- **What to produce**: Collect every line below that contains the word "возбуждением".

** start Data to process **

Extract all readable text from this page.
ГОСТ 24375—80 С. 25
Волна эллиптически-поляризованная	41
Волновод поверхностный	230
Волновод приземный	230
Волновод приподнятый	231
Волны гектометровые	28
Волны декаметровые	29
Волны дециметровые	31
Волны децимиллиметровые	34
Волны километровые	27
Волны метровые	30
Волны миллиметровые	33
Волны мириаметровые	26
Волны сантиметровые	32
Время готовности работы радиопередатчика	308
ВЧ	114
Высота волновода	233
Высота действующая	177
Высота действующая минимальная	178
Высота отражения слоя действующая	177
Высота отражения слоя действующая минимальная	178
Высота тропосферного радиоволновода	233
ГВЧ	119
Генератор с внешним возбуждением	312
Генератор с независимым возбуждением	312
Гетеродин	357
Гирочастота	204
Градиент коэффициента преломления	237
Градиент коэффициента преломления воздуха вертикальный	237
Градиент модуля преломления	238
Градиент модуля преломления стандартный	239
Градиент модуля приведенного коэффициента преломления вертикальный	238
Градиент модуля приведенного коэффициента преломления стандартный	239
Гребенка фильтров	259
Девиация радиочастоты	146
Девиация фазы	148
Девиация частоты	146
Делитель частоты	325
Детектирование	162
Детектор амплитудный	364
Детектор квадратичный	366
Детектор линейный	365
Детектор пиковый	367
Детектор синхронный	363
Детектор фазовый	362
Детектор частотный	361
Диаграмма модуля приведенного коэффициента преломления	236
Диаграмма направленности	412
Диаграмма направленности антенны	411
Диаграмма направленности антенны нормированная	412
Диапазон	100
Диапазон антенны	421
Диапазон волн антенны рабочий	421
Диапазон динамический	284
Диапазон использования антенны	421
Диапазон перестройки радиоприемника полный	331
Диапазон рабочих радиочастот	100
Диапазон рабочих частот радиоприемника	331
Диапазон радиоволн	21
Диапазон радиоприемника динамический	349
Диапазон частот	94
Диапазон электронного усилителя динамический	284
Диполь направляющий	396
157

** end Data to process **

- **Final answer**:
Генератор с внешним возбуждением	312
Генератор с независимым возбуждением	312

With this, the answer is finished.